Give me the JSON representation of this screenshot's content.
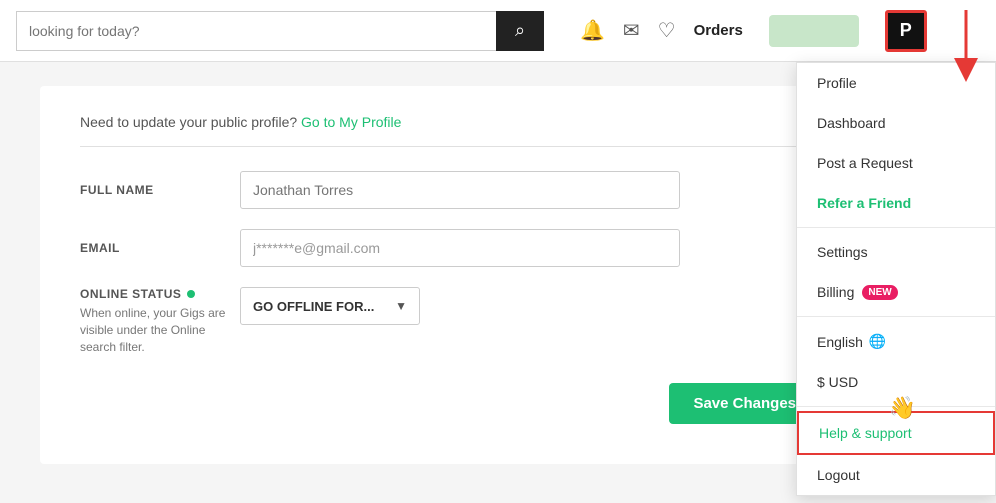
{
  "header": {
    "search_placeholder": "looking for today?",
    "search_icon": "🔍",
    "bell_icon": "🔔",
    "mail_icon": "✉",
    "heart_icon": "♡",
    "orders_label": "Orders",
    "profile_letter": "P"
  },
  "profile_notice": {
    "text": "Need to update your public profile?",
    "link_text": "Go to My Profile"
  },
  "form": {
    "full_name_label": "FULL NAME",
    "full_name_value": "",
    "full_name_placeholder": "Jonathan Torres",
    "email_label": "EMAIL",
    "email_value": "j*******e@gmail.com",
    "online_status_label": "ONLINE STATUS",
    "online_desc": "When online, your Gigs are visible under the Online search filter.",
    "offline_btn_label": "GO OFFLINE FOR...",
    "save_btn_label": "Save Changes"
  },
  "dropdown": {
    "items": [
      {
        "id": "profile",
        "label": "Profile",
        "special": ""
      },
      {
        "id": "dashboard",
        "label": "Dashboard",
        "special": ""
      },
      {
        "id": "post-request",
        "label": "Post a Request",
        "special": ""
      },
      {
        "id": "refer",
        "label": "Refer a Friend",
        "special": "refer"
      },
      {
        "id": "settings",
        "label": "Settings",
        "special": ""
      },
      {
        "id": "billing",
        "label": "Billing",
        "special": "new"
      },
      {
        "id": "language",
        "label": "English",
        "special": "lang"
      },
      {
        "id": "currency",
        "label": "$ USD",
        "special": ""
      },
      {
        "id": "help",
        "label": "Help & support",
        "special": "help"
      },
      {
        "id": "logout",
        "label": "Logout",
        "special": ""
      }
    ]
  }
}
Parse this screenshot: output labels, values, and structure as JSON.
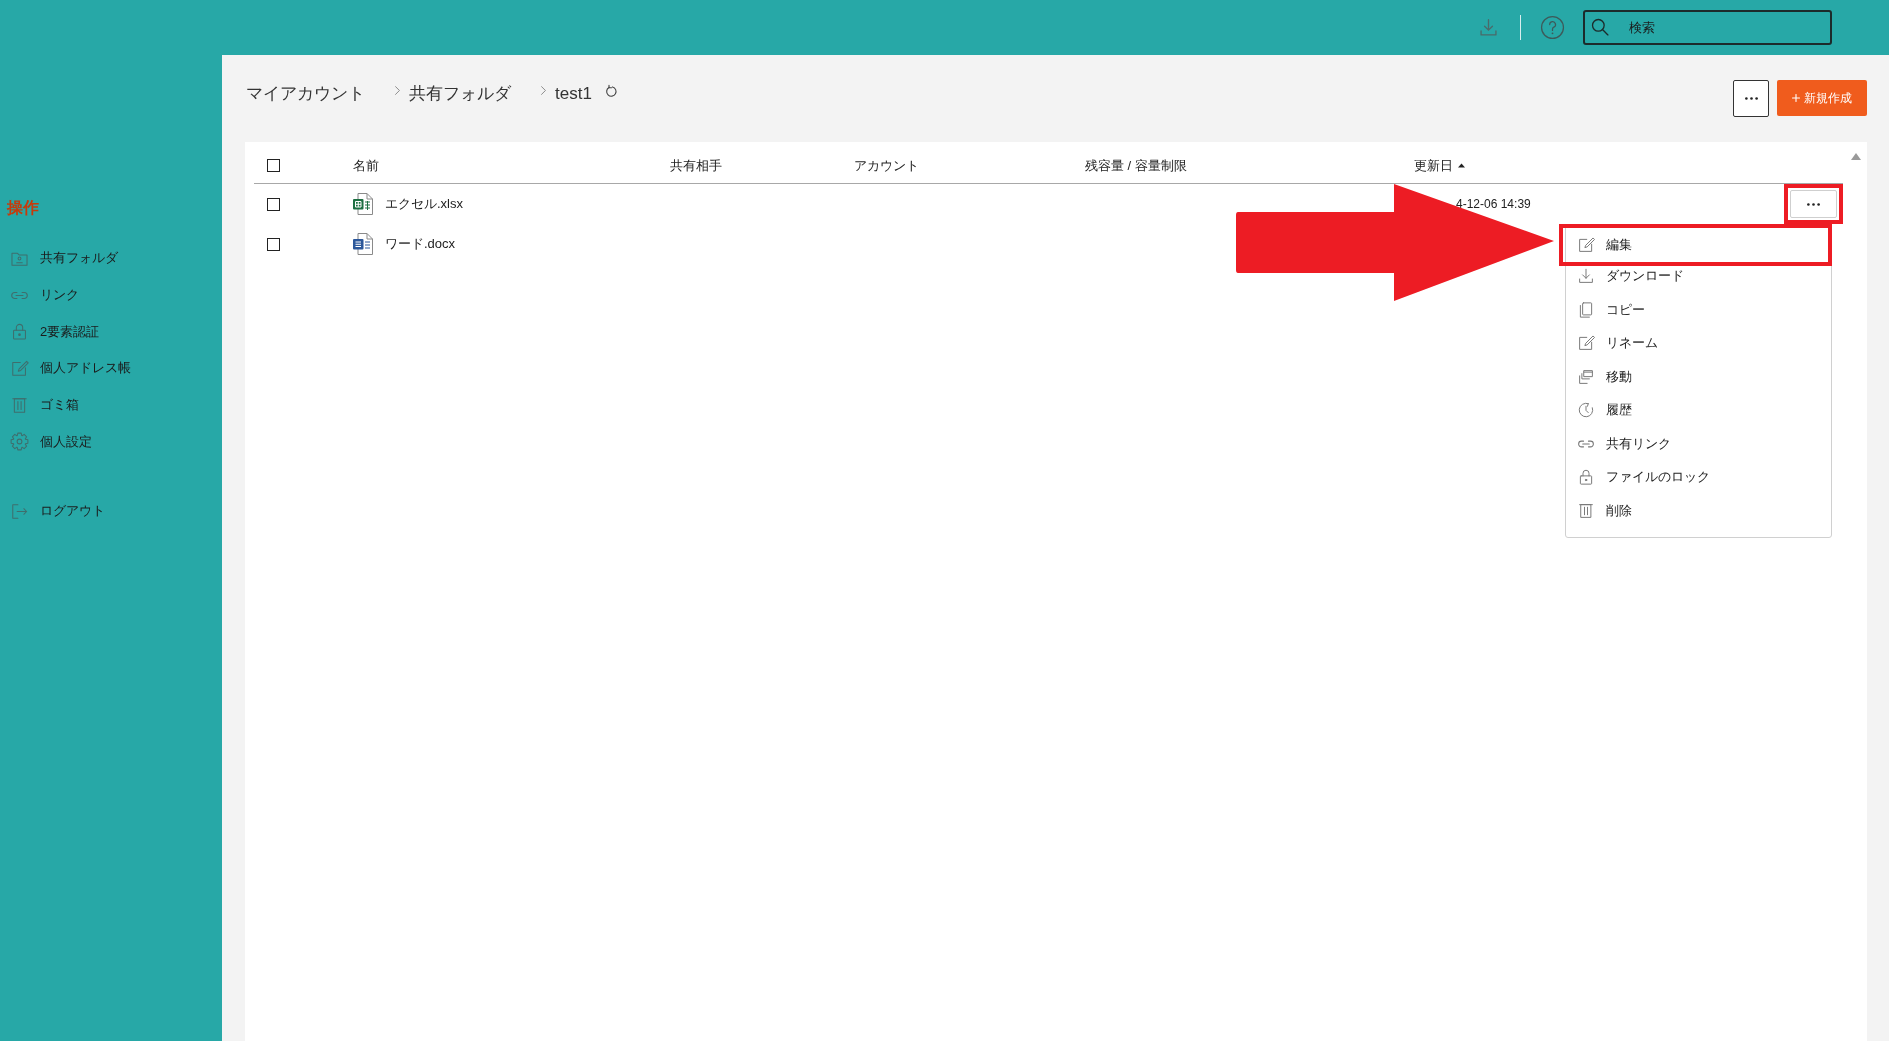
{
  "top_bar": {
    "search": {
      "placeholder": "検索"
    }
  },
  "sidebar": {
    "title": "操作",
    "items": [
      {
        "label": "共有フォルダ"
      },
      {
        "label": "リンク"
      },
      {
        "label": "2要素認証"
      },
      {
        "label": "個人アドレス帳"
      },
      {
        "label": "ゴミ箱"
      },
      {
        "label": "個人設定"
      }
    ],
    "logout": {
      "label": "ログアウト"
    }
  },
  "breadcrumb": [
    {
      "label": "マイアカウント"
    },
    {
      "label": "共有フォルダ"
    },
    {
      "label": "test1"
    }
  ],
  "toolbar": {
    "new_button": {
      "label": "新規作成"
    }
  },
  "table": {
    "select_all_checked": false,
    "columns": [
      {
        "label": "名前",
        "sorted": false
      },
      {
        "label": "共有相手",
        "sorted": false
      },
      {
        "label": "アカウント",
        "sorted": false
      },
      {
        "label": "残容量 / 容量制限",
        "sorted": false
      },
      {
        "label": "更新日",
        "sorted": true
      }
    ],
    "rows": [
      {
        "kind": "spreadsheet",
        "name": "エクセル.xlsx",
        "modified": "4-12-06 14:39",
        "checked": false,
        "hovered": true,
        "marked": true
      },
      {
        "kind": "document",
        "name": "ワード.docx",
        "checked": false,
        "hovered": false,
        "marked": false
      }
    ]
  },
  "context_menu": {
    "items": [
      {
        "label": "編集",
        "marked": true
      },
      {
        "label": "ダウンロード",
        "marked": false
      },
      {
        "label": "コピー",
        "marked": false
      },
      {
        "label": "リネーム",
        "marked": false
      },
      {
        "label": "移動",
        "marked": false
      },
      {
        "label": "履歴",
        "marked": false
      },
      {
        "label": "共有リンク",
        "marked": false
      },
      {
        "label": "ファイルのロック",
        "marked": false
      },
      {
        "label": "削除",
        "marked": false
      }
    ]
  }
}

==========

GOAL OF THE EXERCISE: Transcribe all the data word for word; the images stay out.

FULL OUTPUT:
Give me the JSON representation of this screenshot's content.
{
  "header": {
    "search_placeholder": "looking for today?",
    "search_icon": "🔍",
    "bell_icon": "🔔",
    "mail_icon": "✉",
    "heart_icon": "♡",
    "orders_label": "Orders",
    "profile_letter": "P"
  },
  "profile_notice": {
    "text": "Need to update your public profile?",
    "link_text": "Go to My Profile"
  },
  "form": {
    "full_name_label": "FULL NAME",
    "full_name_value": "",
    "full_name_placeholder": "Jonathan Torres",
    "email_label": "EMAIL",
    "email_value": "j*******e@gmail.com",
    "online_status_label": "ONLINE STATUS",
    "online_desc": "When online, your Gigs are visible under the Online search filter.",
    "offline_btn_label": "GO OFFLINE FOR...",
    "save_btn_label": "Save Changes"
  },
  "dropdown": {
    "items": [
      {
        "id": "profile",
        "label": "Profile",
        "special": ""
      },
      {
        "id": "dashboard",
        "label": "Dashboard",
        "special": ""
      },
      {
        "id": "post-request",
        "label": "Post a Request",
        "special": ""
      },
      {
        "id": "refer",
        "label": "Refer a Friend",
        "special": "refer"
      },
      {
        "id": "settings",
        "label": "Settings",
        "special": ""
      },
      {
        "id": "billing",
        "label": "Billing",
        "special": "new"
      },
      {
        "id": "language",
        "label": "English",
        "special": "lang"
      },
      {
        "id": "currency",
        "label": "$ USD",
        "special": ""
      },
      {
        "id": "help",
        "label": "Help & support",
        "special": "help"
      },
      {
        "id": "logout",
        "label": "Logout",
        "special": ""
      }
    ]
  }
}
Parse this screenshot: output labels, values, and structure as JSON.
{
  "top_bar": {
    "search": {
      "placeholder": "検索"
    }
  },
  "sidebar": {
    "title": "操作",
    "items": [
      {
        "label": "共有フォルダ"
      },
      {
        "label": "リンク"
      },
      {
        "label": "2要素認証"
      },
      {
        "label": "個人アドレス帳"
      },
      {
        "label": "ゴミ箱"
      },
      {
        "label": "個人設定"
      }
    ],
    "logout": {
      "label": "ログアウト"
    }
  },
  "breadcrumb": [
    {
      "label": "マイアカウント"
    },
    {
      "label": "共有フォルダ"
    },
    {
      "label": "test1"
    }
  ],
  "toolbar": {
    "new_button": {
      "label": "新規作成"
    }
  },
  "table": {
    "select_all_checked": false,
    "columns": [
      {
        "label": "名前",
        "sorted": false
      },
      {
        "label": "共有相手",
        "sorted": false
      },
      {
        "label": "アカウント",
        "sorted": false
      },
      {
        "label": "残容量 / 容量制限",
        "sorted": false
      },
      {
        "label": "更新日",
        "sorted": true
      }
    ],
    "rows": [
      {
        "kind": "spreadsheet",
        "name": "エクセル.xlsx",
        "modified": "4-12-06 14:39",
        "checked": false,
        "hovered": true,
        "marked": true
      },
      {
        "kind": "document",
        "name": "ワード.docx",
        "checked": false,
        "hovered": false,
        "marked": false
      }
    ]
  },
  "context_menu": {
    "items": [
      {
        "label": "編集",
        "marked": true
      },
      {
        "label": "ダウンロード",
        "marked": false
      },
      {
        "label": "コピー",
        "marked": false
      },
      {
        "label": "リネーム",
        "marked": false
      },
      {
        "label": "移動",
        "marked": false
      },
      {
        "label": "履歴",
        "marked": false
      },
      {
        "label": "共有リンク",
        "marked": false
      },
      {
        "label": "ファイルのロック",
        "marked": false
      },
      {
        "label": "削除",
        "marked": false
      }
    ]
  }
}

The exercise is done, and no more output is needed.